═══ QUOTED TEXT

# Pheasant Numbers Out West



## bretts (Feb 24, 2004)

I was in the Mott, Regent area this weekend hunting pheasants and you could defiently tell that the pheasant numbers were down quite a bit. I think that the Game and fish defiently had sufficient evidence ahead of time to predict that the numbers wouldn't be good. I thought that it would have been a good year to the lower the limits to 2 birds a piece. I don't know, just seemed like there was about 1 rooster to about every 15-20 hens. Just an idea?


----------



## Anas Strepera (Nov 10, 2004)

Lowering the limit to 2 roosters wouldn't have done anything. One rooster will breed a lot of hens. All it will take is one good year and the numbers will bounce back.


----------



## njsimonson (Sep 24, 2002)

1 rooster to 15-20 hens; that's really about all you need. A good reproduction can still occur next year if the ratio is around 1 rooster to every 10 hens. In fact, roosters are capable of fertilizing up to 20 hens before they're done mating (take that Viagra!)

I think with a decent winter, and a better spring and summer than last year, we'll see a good hatch and have good hunting for another year.

I did notice that the numbers across the board were down around my grandma's place. Of course, we hit that area pretty hard, and so do a lot of others in the Watford City region, but we did see tons of birds in the thick cattail sloughs which we couldn't managably walk. So there are still good numbers, I haven't seen a lot of juvies taken though, lots of adult birds. Which makes me think a) whatever juvies hatched were taken early, and b) there wasn't much of a hatch.


----------



## Remmi_&amp;_I (Dec 2, 2003)

njsimonson, do you know the zubke's?


----------



## njsimonson (Sep 24, 2002)

There's sooooo many of them


----------



## drjongy (Oct 13, 2003)

To have lower rooster numbers heading into winter is actually a good thing (not too low, of course), because there will be less competition with the hens for food. As stated above, one rooster can mate with many hens come spring.

I've heard stats that the average ND rooster survival is only around 15% given environmental and hunting factors. Hen survival is around 50%, basically all environmental factors (winter) contributing to this stat. 15% for roosters sounds really low, however, does anyone know if this is correct?


----------



## KEN W (Feb 22, 2002)

From what I've heard...you cannot hunt the roosters down to less than 30 per 100 hens.The GNF says 1 rooster per 10 hens is sufficient.


----------



## DJRooster (Nov 4, 2002)

And if you have to work all day to find a rooster or two they call it hunting but I think that some people have spoiled by the experience called killing with all the birds in the SW part of North Dakota. I sleep a lot harder after a day of hunting vs. a day of killing. Nothing better than having to out fox and work for a bird or two. Plenty of birds in North Dakota for a 3 bird limit.


----------



## pheasantslayer (May 13, 2004)

I was just curious to ask you one question bretts. Were you hunting on private land or public land. It seems to me that when all the public land down there gets pounded like it always does, the roosters will move to private land due to less competition by hunters. I know what you mean by the hens though. It seems like when you hunt down there all the birds that you kick up are either mostly hens, or mostly roosters. Was out by that area 2 weeks ago and boy are the birds really grouping up, should definitely be a fun christmas break when i go back to the area.


----------



## bretts (Feb 24, 2004)

I was hunting mainly public land. Lots of plots. We hunted some private land but plots with good crp really held a lot of birds. We got our fair share of birds but defiently nothing like past years. One thing I did notice is the coyote population out there is defiently up. Saw coyotes all throughout the day. Defiently going out west again except this time with some calls and the 22-250.


----------

══════
═══ SOURCE DATA

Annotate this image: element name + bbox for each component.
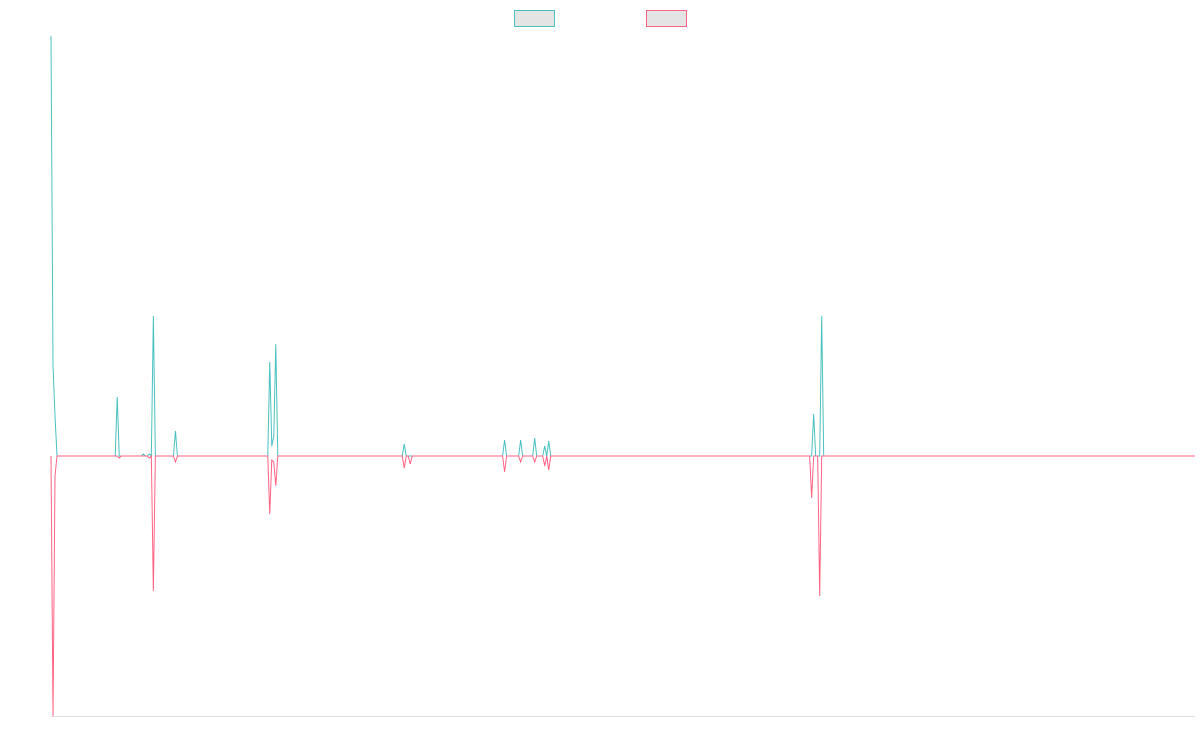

══════

• TASK OBJECTIVE:
According to drjongy in the pheasant numbers thread, why is having fewer roosters heading into winter a good thing? Answer in one to three sentences.

• COMPLETED TASK:
Fewer roosters means less competition with the hens for food over the winter. And because one rooster can mate with many hens come spring, a lower rooster count does not hold back breeding, as long as the numbers are not too low.